[INPUT MATERIAL start]
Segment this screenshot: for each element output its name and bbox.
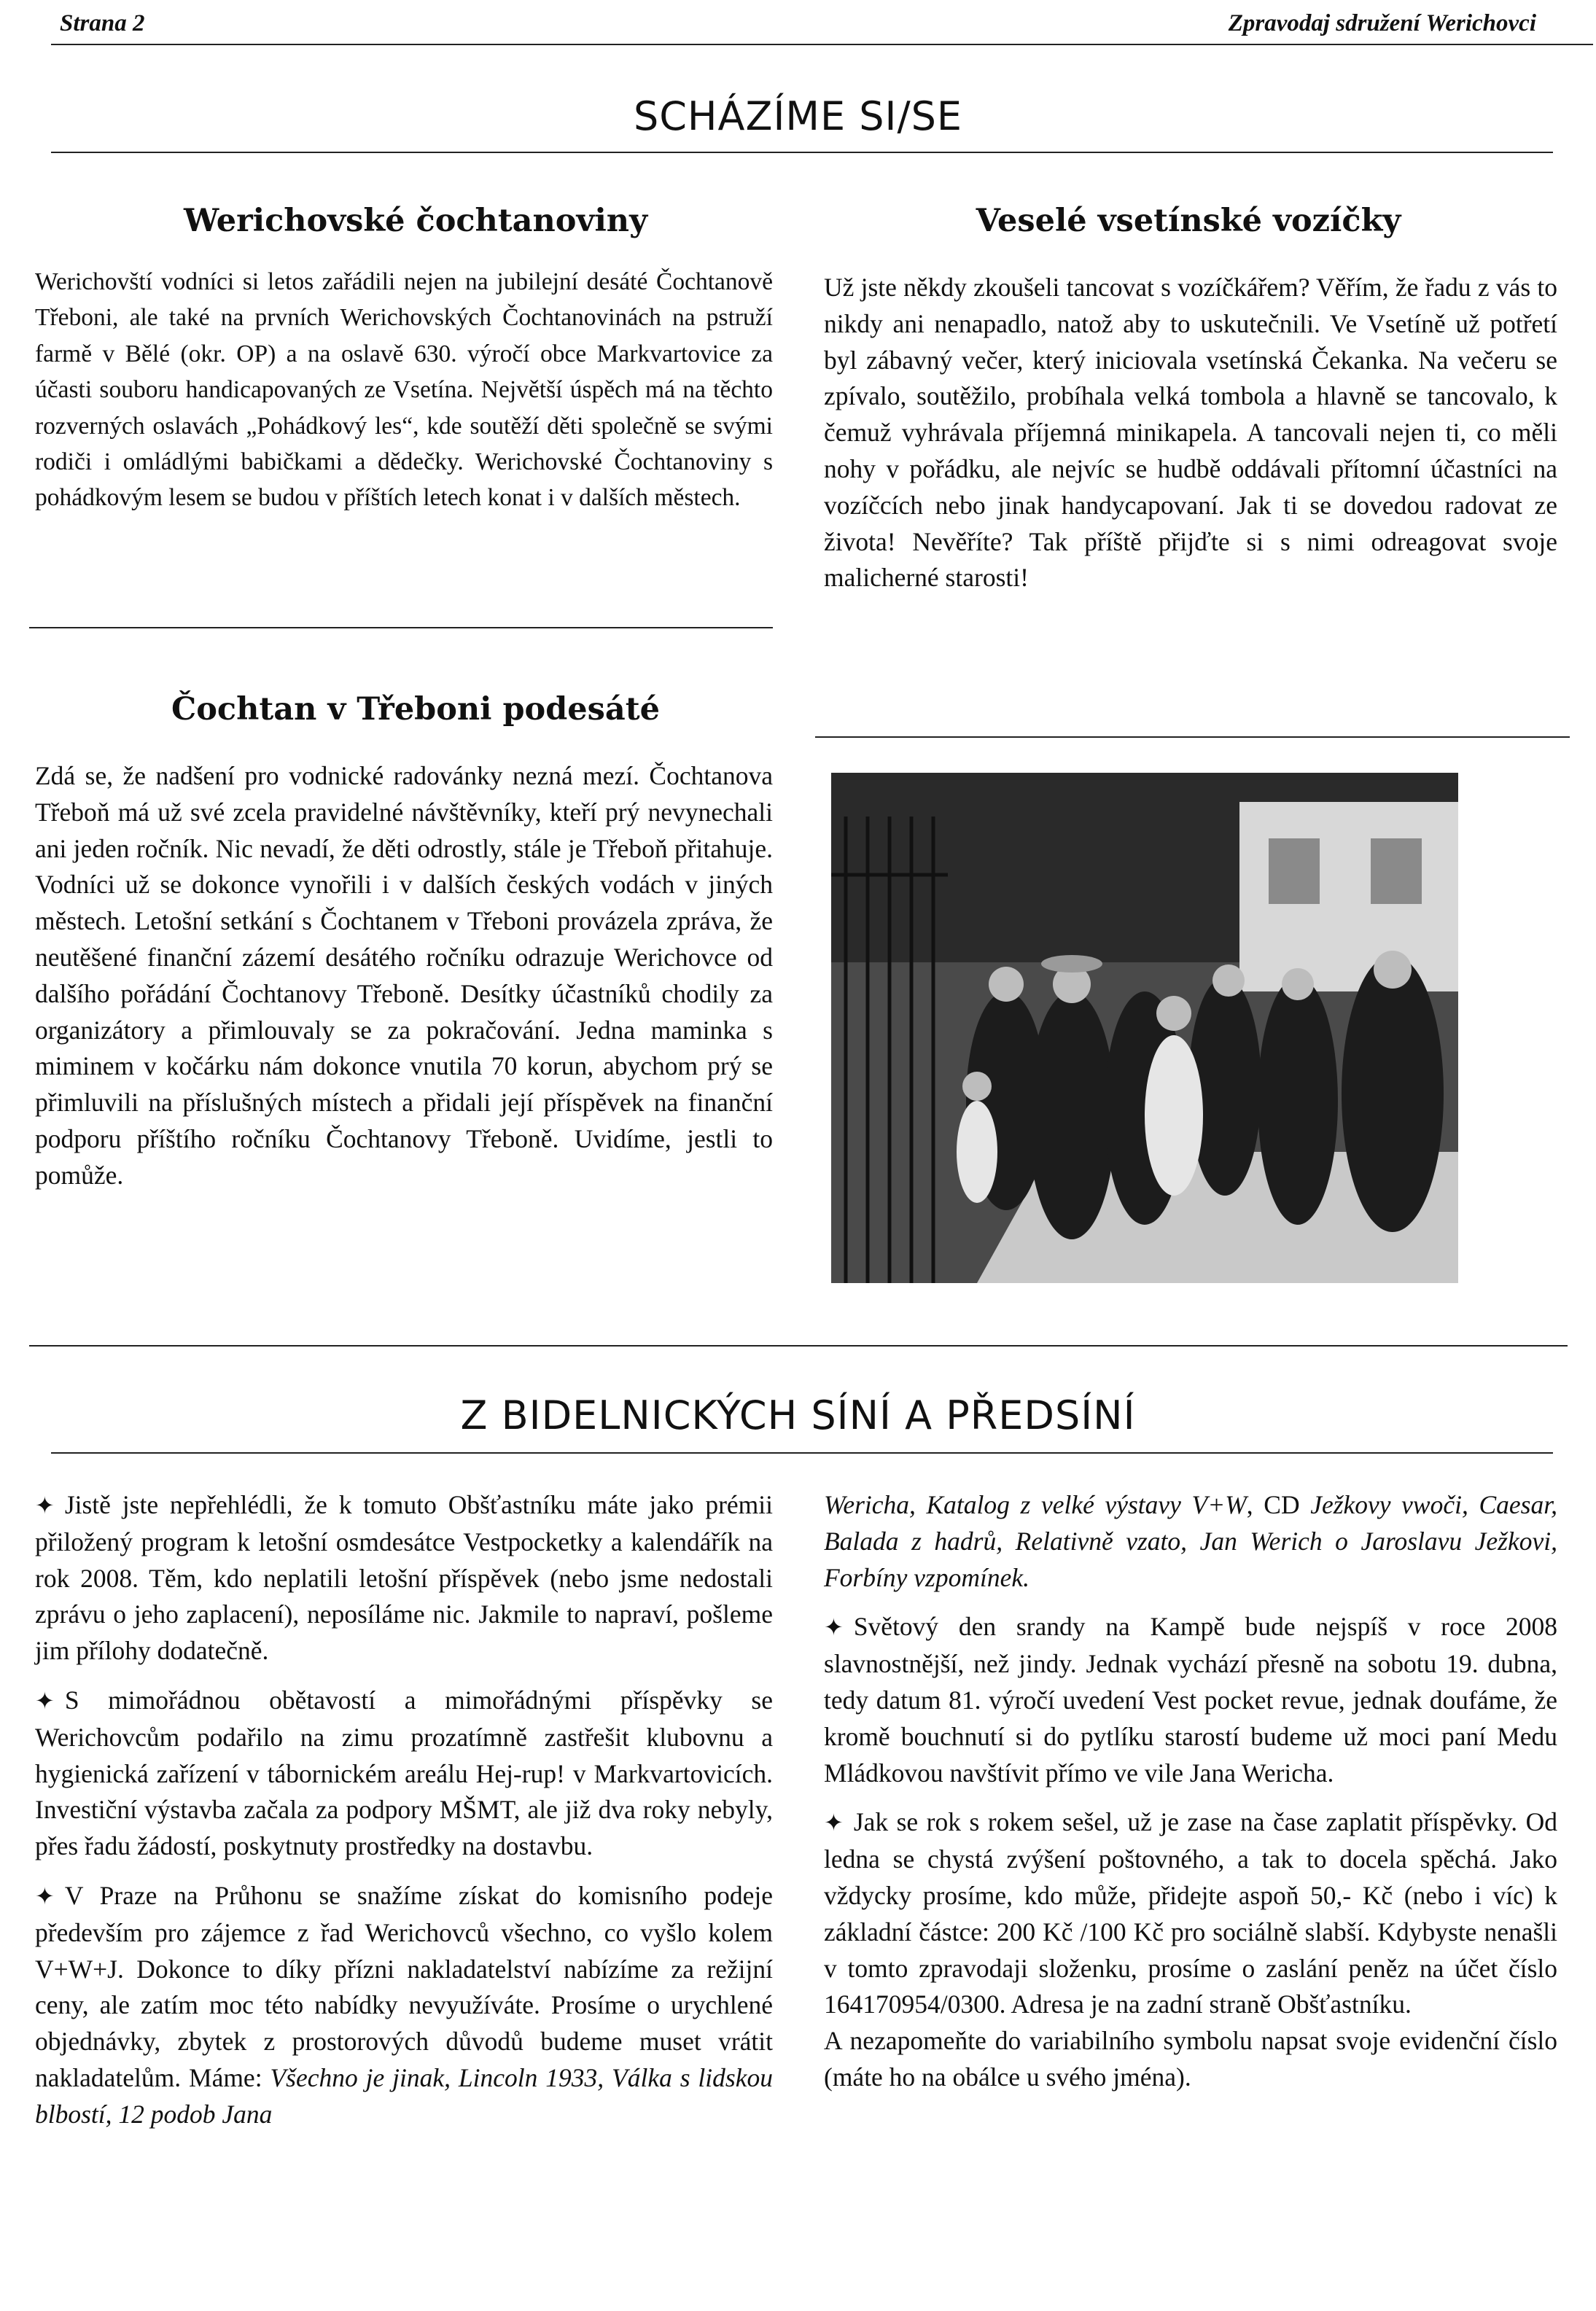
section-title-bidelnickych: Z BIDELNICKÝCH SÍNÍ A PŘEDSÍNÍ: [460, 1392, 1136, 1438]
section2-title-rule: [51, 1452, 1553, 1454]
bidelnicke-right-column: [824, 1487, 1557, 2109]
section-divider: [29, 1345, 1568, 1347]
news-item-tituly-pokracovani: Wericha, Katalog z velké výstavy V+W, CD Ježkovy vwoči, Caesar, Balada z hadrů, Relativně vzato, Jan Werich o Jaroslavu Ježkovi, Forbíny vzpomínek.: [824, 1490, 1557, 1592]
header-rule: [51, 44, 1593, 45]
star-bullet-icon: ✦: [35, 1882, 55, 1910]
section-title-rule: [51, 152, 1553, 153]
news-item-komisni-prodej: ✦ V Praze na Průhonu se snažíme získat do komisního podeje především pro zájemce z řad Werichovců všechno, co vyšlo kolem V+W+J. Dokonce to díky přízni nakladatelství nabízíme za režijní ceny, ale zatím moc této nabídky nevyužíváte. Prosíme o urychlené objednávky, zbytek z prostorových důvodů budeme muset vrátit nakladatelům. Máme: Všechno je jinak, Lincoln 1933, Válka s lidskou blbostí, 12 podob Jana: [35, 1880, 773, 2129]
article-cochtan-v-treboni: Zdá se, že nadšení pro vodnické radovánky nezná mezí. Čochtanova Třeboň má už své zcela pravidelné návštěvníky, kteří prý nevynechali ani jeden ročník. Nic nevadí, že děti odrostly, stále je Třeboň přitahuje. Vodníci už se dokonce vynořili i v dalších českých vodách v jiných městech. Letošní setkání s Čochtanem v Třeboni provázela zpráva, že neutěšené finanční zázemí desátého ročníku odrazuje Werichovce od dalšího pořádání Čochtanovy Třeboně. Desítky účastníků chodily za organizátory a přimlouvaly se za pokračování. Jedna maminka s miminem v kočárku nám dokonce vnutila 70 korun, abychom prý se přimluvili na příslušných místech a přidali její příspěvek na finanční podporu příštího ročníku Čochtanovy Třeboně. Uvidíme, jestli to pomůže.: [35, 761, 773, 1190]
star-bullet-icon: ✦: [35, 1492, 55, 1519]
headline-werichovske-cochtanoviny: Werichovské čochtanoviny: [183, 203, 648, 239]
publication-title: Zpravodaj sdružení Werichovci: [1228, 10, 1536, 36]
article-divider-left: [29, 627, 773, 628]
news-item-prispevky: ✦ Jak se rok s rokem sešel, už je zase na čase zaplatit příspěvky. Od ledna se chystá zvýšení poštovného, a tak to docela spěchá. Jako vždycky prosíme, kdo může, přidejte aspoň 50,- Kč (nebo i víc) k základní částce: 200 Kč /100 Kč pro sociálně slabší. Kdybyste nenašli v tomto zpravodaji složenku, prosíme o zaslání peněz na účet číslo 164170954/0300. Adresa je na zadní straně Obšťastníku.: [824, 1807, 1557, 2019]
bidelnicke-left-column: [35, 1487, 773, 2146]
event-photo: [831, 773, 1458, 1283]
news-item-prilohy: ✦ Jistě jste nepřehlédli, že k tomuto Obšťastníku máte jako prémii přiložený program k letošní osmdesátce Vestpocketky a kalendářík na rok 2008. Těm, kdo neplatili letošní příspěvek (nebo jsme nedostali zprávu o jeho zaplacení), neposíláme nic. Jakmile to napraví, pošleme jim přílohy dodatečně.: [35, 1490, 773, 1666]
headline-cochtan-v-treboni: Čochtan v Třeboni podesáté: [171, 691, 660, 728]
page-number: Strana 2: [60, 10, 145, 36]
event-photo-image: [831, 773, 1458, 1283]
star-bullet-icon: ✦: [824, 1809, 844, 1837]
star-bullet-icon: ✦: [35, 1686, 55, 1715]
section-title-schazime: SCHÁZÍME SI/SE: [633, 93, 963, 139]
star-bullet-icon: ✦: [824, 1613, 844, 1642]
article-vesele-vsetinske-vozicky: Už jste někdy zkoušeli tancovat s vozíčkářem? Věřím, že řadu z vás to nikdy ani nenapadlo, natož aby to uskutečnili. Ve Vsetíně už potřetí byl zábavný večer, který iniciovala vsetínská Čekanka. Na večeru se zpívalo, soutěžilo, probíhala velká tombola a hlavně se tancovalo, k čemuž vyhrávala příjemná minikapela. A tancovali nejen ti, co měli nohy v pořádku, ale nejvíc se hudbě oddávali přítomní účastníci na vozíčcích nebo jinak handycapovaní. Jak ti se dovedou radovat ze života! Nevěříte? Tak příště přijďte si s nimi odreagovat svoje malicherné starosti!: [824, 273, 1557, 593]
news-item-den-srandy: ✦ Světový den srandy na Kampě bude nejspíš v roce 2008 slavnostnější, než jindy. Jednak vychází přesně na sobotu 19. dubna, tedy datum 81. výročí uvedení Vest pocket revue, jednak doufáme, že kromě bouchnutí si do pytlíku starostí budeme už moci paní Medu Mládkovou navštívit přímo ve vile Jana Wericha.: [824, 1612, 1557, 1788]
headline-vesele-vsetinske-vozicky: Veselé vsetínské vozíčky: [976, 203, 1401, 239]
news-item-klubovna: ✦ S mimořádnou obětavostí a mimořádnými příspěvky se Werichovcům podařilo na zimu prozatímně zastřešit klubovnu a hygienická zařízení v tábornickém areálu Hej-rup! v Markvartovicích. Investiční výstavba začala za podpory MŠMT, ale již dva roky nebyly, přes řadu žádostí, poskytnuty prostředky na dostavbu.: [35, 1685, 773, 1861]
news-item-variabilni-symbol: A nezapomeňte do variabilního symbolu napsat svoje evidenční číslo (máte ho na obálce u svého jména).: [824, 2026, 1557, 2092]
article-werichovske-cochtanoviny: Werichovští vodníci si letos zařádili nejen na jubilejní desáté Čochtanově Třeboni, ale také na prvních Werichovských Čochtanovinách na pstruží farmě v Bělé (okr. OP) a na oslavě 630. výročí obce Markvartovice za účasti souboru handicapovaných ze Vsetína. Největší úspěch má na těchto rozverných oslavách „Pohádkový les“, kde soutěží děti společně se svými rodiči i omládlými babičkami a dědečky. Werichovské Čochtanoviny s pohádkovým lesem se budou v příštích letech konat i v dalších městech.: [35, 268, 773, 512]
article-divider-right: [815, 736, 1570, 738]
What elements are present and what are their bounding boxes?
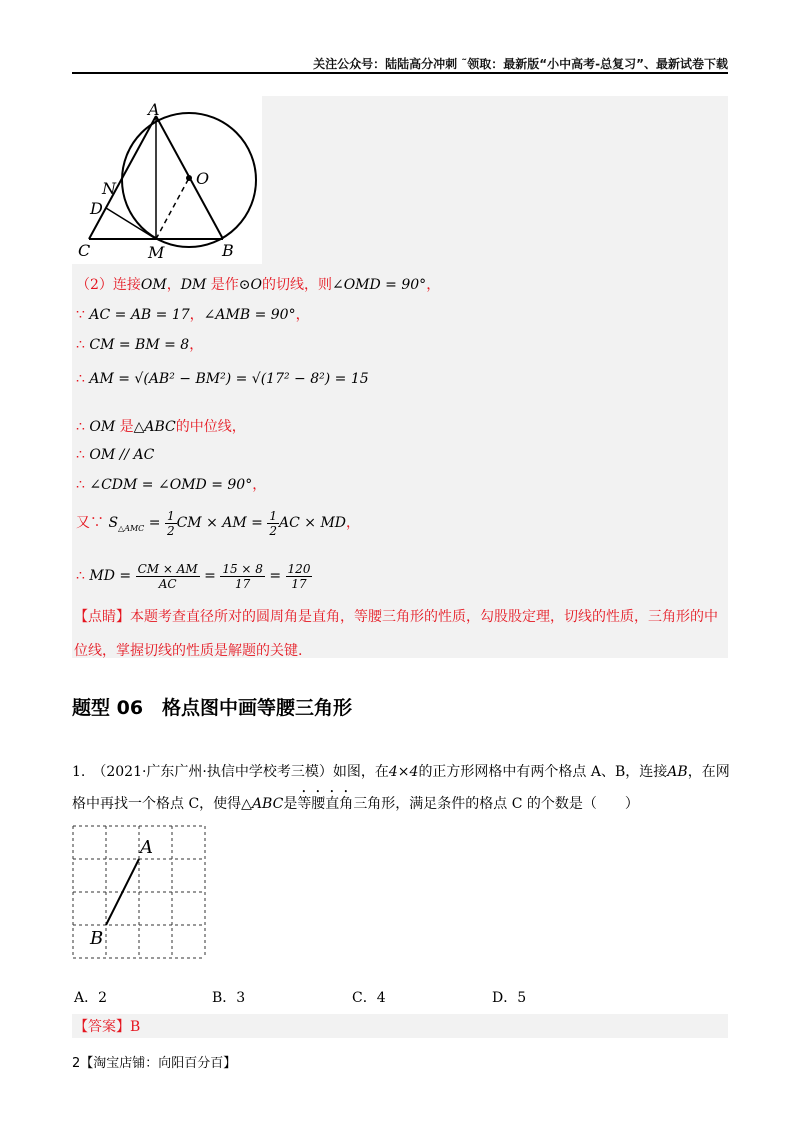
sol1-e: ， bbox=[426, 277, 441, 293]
[INPUT MATERIAL end]
▶ TASK STATEMENT
Copy all of the records above word for word, but leave out the pictures.

▶ REPLY TO THE EXERCISE
Segment this screenshot: for each element output its name and bbox.
section-title-bidelnickych: Z BIDELNICKÝCH SÍNÍ A PŘEDSÍNÍ: [460, 1392, 1136, 1438]
section2-title-rule: [51, 1452, 1553, 1454]
bidelnicke-right-column: [824, 1487, 1557, 2109]
section-divider: [29, 1345, 1568, 1347]
news-item-tituly-pokracovani: Wericha, Katalog z velké výstavy V+W, CD Ježkovy vwoči, Caesar, Balada z hadrů, Relativně vzato, Jan Werich o Jaroslavu Ježkovi, Forbíny vzpomínek.: [824, 1490, 1557, 1592]
header-rule: [51, 44, 1593, 45]
star-bullet-icon: ✦: [35, 1882, 55, 1910]
section-title-rule: [51, 152, 1553, 153]
news-item-komisni-prodej: ✦ V Praze na Průhonu se snažíme získat do komisního podeje především pro zájemce z řad Werichovců všechno, co vyšlo kolem V+W+J. Dokonce to díky přízni nakladatelství nabízíme za režijní ceny, ale zatím moc této nabídky nevyužíváte. Prosíme o urychlené objednávky, zbytek z prostorových důvodů budeme muset vrátit nakladatelům. Máme: Všechno je jinak, Lincoln 1933, Válka s lidskou blbostí, 12 podob Jana: [35, 1880, 773, 2129]
article-cochtan-v-treboni: Zdá se, že nadšení pro vodnické radovánky nezná mezí. Čochtanova Třeboň má už své zcela pravidelné návštěvníky, kteří prý nevynechali ani jeden ročník. Nic nevadí, že děti odrostly, stále je Třeboň přitahuje. Vodníci už se dokonce vynořili i v dalších českých vodách v jiných městech. Letošní setkání s Čochtanem v Třeboni provázela zpráva, že neutěšené finanční zázemí desátého ročníku odrazuje Werichovce od dalšího pořádání Čochtanovy Třeboně. Desítky účastníků chodily za organizátory a přimlouvaly se za pokračování. Jedna maminka s miminem v kočárku nám dokonce vnutila 70 korun, abychom prý se přimluvili na příslušných místech a přidali její příspěvek na finanční podporu příštího ročníku Čochtanovy Třeboně. Uvidíme, jestli to pomůže.: [35, 761, 773, 1190]
star-bullet-icon: ✦: [35, 1492, 55, 1519]
headline-werichovske-cochtanoviny: Werichovské čochtanoviny: [183, 203, 648, 239]
publication-title: Zpravodaj sdružení Werichovci: [1228, 10, 1536, 36]
article-divider-left: [29, 627, 773, 628]
news-item-prispevky: ✦ Jak se rok s rokem sešel, už je zase na čase zaplatit příspěvky. Od ledna se chystá zvýšení poštovného, a tak to docela spěchá. Jako vždycky prosíme, kdo může, přidejte aspoň 50,- Kč (nebo i víc) k základní částce: 200 Kč /100 Kč pro sociálně slabší. Kdybyste nenašli v tomto zpravodaji složenku, prosíme o zaslání peněz na účet číslo 164170954/0300. Adresa je na zadní straně Obšťastníku.: [824, 1807, 1557, 2019]
bidelnicke-left-column: [35, 1487, 773, 2146]
event-photo: [831, 773, 1458, 1283]
news-item-prilohy: ✦ Jistě jste nepřehlédli, že k tomuto Obšťastníku máte jako prémii přiložený program k letošní osmdesátce Vestpocketky a kalendářík na rok 2008. Těm, kdo neplatili letošní příspěvek (nebo jsme nedostali zprávu o jeho zaplacení), neposíláme nic. Jakmile to napraví, pošleme jim přílohy dodatečně.: [35, 1490, 773, 1666]
headline-cochtan-v-treboni: Čochtan v Třeboni podesáté: [171, 691, 660, 728]
page-number: Strana 2: [60, 10, 145, 36]
event-photo-image: [831, 773, 1458, 1283]
star-bullet-icon: ✦: [824, 1809, 844, 1837]
star-bullet-icon: ✦: [35, 1686, 55, 1715]
section-title-schazime: SCHÁZÍME SI/SE: [633, 93, 963, 139]
star-bullet-icon: ✦: [824, 1613, 844, 1642]
article-vesele-vsetinske-vozicky: Už jste někdy zkoušeli tancovat s vozíčkářem? Věřím, že řadu z vás to nikdy ani nenapadlo, natož aby to uskutečnili. Ve Vsetíně už potřetí byl zábavný večer, který iniciovala vsetínská Čekanka. Na večeru se zpívalo, soutěžilo, probíhala velká tombola a hlavně se tancovalo, k čemuž vyhrávala příjemná minikapela. A tancovali nejen ti, co měli nohy v pořádku, ale nejvíc se hudbě oddávali přítomní účastníci na vozíčcích nebo jinak handycapovaní. Jak ti se dovedou radovat ze života! Nevěříte? Tak příště přijďte si s nimi odreagovat svoje malicherné starosti!: [824, 273, 1557, 593]
news-item-den-srandy: ✦ Světový den srandy na Kampě bude nejspíš v roce 2008 slavnostnější, než jindy. Jednak vychází přesně na sobotu 19. dubna, tedy datum 81. výročí uvedení Vest pocket revue, jednak doufáme, že kromě bouchnutí si do pytlíku starostí budeme už moci paní Medu Mládkovou navštívit přímo ve vile Jana Wericha.: [824, 1612, 1557, 1788]
headline-vesele-vsetinske-vozicky: Veselé vsetínské vozíčky: [976, 203, 1401, 239]
news-item-klubovna: ✦ S mimořádnou obětavostí a mimořádnými příspěvky se Werichovcům podařilo na zimu prozatímně zastřešit klubovnu a hygienická zařízení v tábornickém areálu Hej-rup! v Markvartovicích. Investiční výstavba začala za podpory MŠMT, ale již dva roky nebyly, přes řadu žádostí, poskytnuty prostředky na dostavbu.: [35, 1685, 773, 1861]
news-item-variabilni-symbol: A nezapomeňte do variabilního symbolu napsat svoje evidenční číslo (máte ho na obálce u svého jména).: [824, 2026, 1557, 2092]
article-werichovske-cochtanoviny: Werichovští vodníci si letos zařádili nejen na jubilejní desáté Čochtanově Třeboni, ale také na prvních Werichovských Čochtanovinách na pstruží farmě v Bělé (okr. OP) a na oslavě 630. výročí obce Markvartovice za účasti souboru handicapovaných ze Vsetína. Největší úspěch má na těchto rozverných oslavách „Pohádkový les“, kde soutěží děti společně se svými rodiči i omládlými babičkami a dědečky. Werichovské Čochtanoviny s pohádkovým lesem se budou v příštích letech konat i v dalších městech.: [35, 268, 773, 512]
article-divider-right: [815, 736, 1570, 738]
What elements are present and what are their bounding boxes?
sol1-e: ， bbox=[426, 277, 441, 293]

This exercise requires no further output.